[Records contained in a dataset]
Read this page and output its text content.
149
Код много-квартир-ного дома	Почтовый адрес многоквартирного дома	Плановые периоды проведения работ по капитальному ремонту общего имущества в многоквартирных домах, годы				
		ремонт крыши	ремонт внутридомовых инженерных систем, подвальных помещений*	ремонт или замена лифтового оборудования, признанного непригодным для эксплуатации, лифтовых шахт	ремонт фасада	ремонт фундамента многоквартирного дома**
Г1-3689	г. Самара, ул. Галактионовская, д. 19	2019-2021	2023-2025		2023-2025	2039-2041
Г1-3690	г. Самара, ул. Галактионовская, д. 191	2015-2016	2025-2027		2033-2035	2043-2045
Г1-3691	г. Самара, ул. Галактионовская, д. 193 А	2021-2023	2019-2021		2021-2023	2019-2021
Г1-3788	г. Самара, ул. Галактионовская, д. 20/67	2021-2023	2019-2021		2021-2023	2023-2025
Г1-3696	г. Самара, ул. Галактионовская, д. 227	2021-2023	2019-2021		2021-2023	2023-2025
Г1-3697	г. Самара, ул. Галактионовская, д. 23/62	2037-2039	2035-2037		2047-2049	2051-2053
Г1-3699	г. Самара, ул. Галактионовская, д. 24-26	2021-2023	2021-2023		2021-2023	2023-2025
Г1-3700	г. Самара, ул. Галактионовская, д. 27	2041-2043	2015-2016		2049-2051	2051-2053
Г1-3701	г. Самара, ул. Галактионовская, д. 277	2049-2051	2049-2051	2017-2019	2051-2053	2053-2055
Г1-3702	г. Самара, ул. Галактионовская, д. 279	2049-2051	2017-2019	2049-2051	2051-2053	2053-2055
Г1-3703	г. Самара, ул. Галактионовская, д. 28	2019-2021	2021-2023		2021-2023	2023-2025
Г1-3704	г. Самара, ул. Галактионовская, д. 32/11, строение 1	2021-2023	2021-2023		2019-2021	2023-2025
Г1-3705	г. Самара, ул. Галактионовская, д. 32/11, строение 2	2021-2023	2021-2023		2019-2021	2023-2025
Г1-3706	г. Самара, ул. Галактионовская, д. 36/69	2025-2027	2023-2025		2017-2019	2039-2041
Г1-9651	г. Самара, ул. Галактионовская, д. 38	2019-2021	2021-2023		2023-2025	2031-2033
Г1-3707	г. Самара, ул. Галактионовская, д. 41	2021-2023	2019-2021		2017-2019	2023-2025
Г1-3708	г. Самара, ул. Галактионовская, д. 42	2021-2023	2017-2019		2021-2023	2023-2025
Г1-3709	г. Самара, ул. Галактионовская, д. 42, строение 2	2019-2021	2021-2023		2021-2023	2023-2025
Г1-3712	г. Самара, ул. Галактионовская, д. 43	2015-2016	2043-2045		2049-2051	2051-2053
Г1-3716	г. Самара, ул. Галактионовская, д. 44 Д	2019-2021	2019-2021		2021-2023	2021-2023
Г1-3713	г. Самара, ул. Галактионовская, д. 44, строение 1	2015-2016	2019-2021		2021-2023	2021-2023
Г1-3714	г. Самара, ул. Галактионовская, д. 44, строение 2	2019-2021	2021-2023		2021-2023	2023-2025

==

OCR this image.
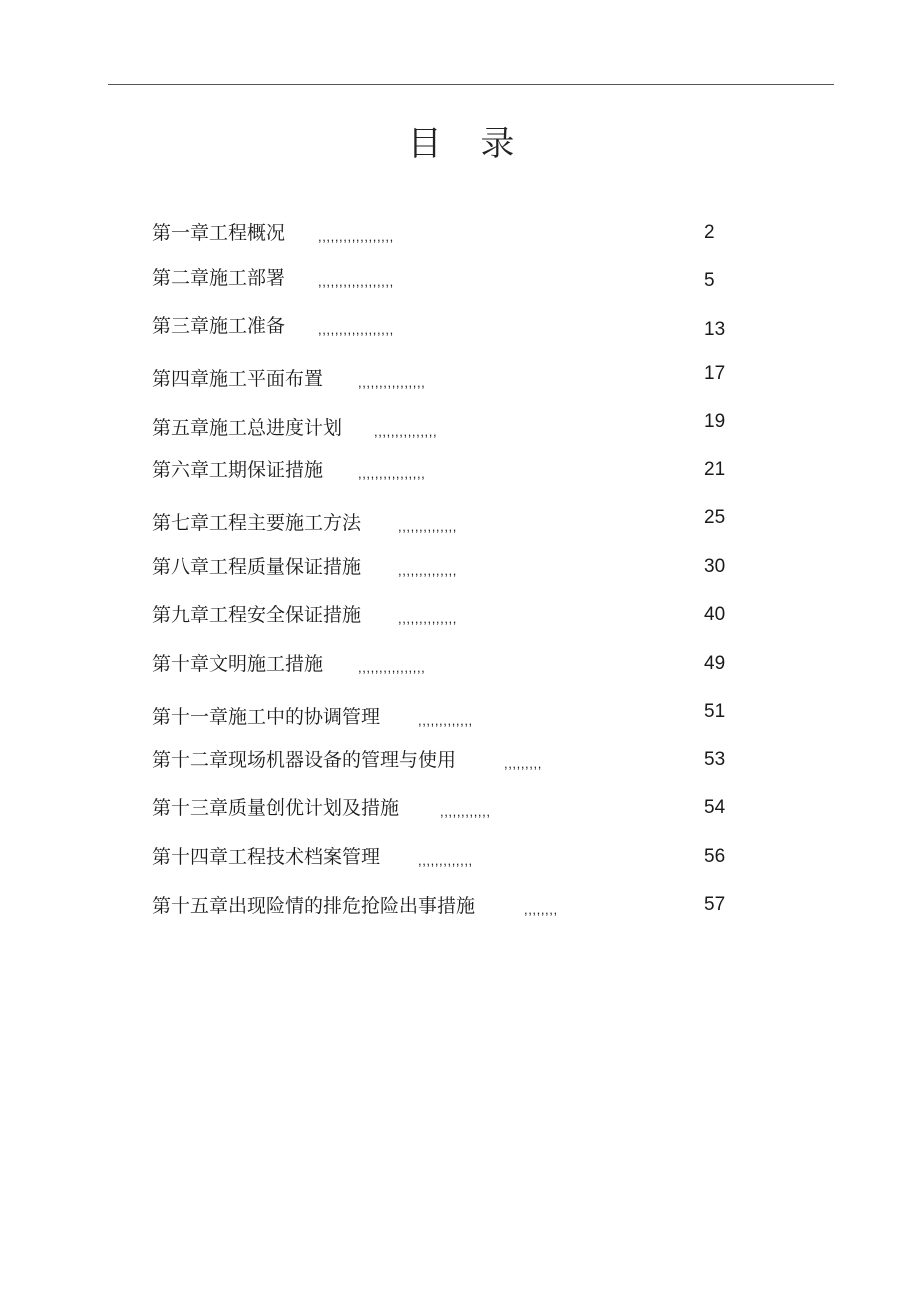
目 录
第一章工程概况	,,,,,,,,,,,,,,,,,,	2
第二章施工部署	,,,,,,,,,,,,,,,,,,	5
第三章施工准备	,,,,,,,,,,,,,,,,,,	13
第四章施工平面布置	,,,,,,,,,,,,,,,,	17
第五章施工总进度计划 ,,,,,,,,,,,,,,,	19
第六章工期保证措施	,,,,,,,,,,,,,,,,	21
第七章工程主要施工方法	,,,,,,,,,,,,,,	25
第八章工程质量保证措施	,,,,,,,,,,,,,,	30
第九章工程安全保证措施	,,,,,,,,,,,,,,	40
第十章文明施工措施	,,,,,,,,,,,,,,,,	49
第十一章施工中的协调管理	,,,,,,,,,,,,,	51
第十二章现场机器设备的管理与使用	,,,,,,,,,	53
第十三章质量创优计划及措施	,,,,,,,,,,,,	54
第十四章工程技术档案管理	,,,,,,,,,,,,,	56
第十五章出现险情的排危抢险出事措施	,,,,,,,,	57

#### Exercise
Filter out all lines lacking the word "this" and copy the rest.

#### The reply
Read this page and output its text content.
OCR this image.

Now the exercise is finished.